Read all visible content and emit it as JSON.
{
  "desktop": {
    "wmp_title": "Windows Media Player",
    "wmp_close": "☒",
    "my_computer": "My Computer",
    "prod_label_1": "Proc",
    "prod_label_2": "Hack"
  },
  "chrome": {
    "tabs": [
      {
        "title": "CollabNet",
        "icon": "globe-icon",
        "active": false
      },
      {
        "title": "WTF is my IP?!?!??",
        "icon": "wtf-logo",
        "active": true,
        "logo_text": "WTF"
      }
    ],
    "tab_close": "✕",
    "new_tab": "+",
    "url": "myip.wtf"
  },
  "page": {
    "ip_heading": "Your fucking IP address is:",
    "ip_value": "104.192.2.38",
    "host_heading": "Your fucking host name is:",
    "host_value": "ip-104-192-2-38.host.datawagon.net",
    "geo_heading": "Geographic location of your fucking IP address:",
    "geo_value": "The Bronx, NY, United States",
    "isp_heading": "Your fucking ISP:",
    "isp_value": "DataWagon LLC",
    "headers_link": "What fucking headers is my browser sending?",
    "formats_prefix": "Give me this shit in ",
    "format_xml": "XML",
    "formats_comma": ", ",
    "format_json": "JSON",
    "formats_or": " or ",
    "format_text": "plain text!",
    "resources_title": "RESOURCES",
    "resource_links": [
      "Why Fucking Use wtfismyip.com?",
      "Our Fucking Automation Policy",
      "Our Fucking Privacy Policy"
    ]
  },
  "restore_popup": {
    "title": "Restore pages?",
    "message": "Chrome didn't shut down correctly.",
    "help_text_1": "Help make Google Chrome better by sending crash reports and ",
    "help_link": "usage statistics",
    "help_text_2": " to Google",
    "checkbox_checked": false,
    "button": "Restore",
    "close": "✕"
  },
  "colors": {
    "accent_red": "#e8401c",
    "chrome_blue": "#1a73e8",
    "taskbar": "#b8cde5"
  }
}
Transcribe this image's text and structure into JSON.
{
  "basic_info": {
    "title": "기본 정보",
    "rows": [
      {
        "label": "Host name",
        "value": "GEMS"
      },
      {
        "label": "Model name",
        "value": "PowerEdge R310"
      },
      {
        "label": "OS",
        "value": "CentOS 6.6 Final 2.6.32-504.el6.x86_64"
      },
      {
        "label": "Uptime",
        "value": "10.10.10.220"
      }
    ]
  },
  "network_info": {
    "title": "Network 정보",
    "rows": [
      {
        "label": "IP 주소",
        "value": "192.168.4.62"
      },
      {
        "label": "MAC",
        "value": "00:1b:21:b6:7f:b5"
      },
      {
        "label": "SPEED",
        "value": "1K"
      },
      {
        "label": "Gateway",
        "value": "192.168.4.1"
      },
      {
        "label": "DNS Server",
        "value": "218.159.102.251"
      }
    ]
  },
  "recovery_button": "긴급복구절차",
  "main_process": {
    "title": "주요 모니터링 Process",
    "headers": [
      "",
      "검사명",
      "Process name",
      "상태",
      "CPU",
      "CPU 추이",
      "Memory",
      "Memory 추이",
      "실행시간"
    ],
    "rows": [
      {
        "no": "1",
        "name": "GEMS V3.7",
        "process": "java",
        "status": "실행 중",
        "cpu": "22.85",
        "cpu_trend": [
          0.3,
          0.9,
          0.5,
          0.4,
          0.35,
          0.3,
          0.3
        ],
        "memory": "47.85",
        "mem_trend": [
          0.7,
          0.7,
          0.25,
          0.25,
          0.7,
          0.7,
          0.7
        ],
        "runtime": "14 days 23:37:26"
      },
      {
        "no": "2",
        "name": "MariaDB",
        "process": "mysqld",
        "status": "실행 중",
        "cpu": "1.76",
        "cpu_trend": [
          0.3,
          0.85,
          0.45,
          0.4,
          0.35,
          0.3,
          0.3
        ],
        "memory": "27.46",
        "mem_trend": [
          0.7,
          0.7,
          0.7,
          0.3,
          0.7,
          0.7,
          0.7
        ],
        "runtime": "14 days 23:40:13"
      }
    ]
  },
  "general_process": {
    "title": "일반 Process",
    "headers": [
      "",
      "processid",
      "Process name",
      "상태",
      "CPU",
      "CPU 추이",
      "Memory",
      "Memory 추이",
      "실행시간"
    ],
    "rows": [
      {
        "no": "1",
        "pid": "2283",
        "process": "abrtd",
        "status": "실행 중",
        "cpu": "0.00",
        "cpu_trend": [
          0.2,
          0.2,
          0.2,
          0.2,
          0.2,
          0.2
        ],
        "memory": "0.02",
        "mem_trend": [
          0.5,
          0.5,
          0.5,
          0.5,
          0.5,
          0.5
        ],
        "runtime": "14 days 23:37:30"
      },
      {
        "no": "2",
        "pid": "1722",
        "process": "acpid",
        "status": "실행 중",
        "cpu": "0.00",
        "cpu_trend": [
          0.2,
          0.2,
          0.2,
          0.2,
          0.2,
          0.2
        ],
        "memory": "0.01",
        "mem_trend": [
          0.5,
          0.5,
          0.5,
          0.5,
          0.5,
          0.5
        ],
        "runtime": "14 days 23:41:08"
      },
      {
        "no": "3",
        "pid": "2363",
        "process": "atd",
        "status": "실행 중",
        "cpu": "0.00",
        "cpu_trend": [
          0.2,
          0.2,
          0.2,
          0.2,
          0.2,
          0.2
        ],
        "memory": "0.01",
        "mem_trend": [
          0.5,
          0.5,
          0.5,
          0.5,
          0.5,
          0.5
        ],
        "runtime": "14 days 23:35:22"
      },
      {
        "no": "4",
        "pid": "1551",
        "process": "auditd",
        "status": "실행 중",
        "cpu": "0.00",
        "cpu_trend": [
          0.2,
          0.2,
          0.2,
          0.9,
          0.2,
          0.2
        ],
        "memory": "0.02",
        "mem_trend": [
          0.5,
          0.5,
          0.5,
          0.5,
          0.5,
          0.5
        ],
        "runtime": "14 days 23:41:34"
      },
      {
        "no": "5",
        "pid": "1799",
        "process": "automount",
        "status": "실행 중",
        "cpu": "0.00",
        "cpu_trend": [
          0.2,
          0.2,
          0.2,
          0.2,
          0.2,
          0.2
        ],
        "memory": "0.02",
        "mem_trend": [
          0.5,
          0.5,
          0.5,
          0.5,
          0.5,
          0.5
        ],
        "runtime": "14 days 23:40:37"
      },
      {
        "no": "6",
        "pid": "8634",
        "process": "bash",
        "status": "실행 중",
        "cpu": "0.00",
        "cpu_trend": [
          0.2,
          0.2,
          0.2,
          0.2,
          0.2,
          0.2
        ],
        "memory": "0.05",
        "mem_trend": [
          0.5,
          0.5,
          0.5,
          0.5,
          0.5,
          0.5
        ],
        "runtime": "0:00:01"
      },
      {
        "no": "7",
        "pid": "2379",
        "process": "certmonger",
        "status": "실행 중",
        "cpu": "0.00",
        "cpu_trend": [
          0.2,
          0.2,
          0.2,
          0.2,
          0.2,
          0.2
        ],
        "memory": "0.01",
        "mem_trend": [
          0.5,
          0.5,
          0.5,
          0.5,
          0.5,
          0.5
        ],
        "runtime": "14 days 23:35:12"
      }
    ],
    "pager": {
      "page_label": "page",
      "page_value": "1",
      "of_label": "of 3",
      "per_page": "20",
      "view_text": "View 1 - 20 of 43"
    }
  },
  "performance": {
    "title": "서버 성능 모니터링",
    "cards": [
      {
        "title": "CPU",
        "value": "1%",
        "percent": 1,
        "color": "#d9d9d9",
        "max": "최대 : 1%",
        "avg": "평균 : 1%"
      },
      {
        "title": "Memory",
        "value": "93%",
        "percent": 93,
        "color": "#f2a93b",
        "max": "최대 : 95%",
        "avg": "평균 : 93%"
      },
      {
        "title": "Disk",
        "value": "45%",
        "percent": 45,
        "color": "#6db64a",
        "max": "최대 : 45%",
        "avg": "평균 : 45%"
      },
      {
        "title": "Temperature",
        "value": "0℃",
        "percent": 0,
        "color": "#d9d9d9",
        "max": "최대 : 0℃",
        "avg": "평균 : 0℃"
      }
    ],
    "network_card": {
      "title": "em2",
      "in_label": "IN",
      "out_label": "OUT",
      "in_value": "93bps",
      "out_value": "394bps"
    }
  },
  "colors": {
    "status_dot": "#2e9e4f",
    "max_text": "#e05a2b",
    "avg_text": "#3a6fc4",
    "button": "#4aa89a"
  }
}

____________________

What to work on:
Find "percent". Copy every line it occurs in.

Finished answer:
        "percent": 1,
        "percent": 93,
        "percent": 45,
        "percent": 0,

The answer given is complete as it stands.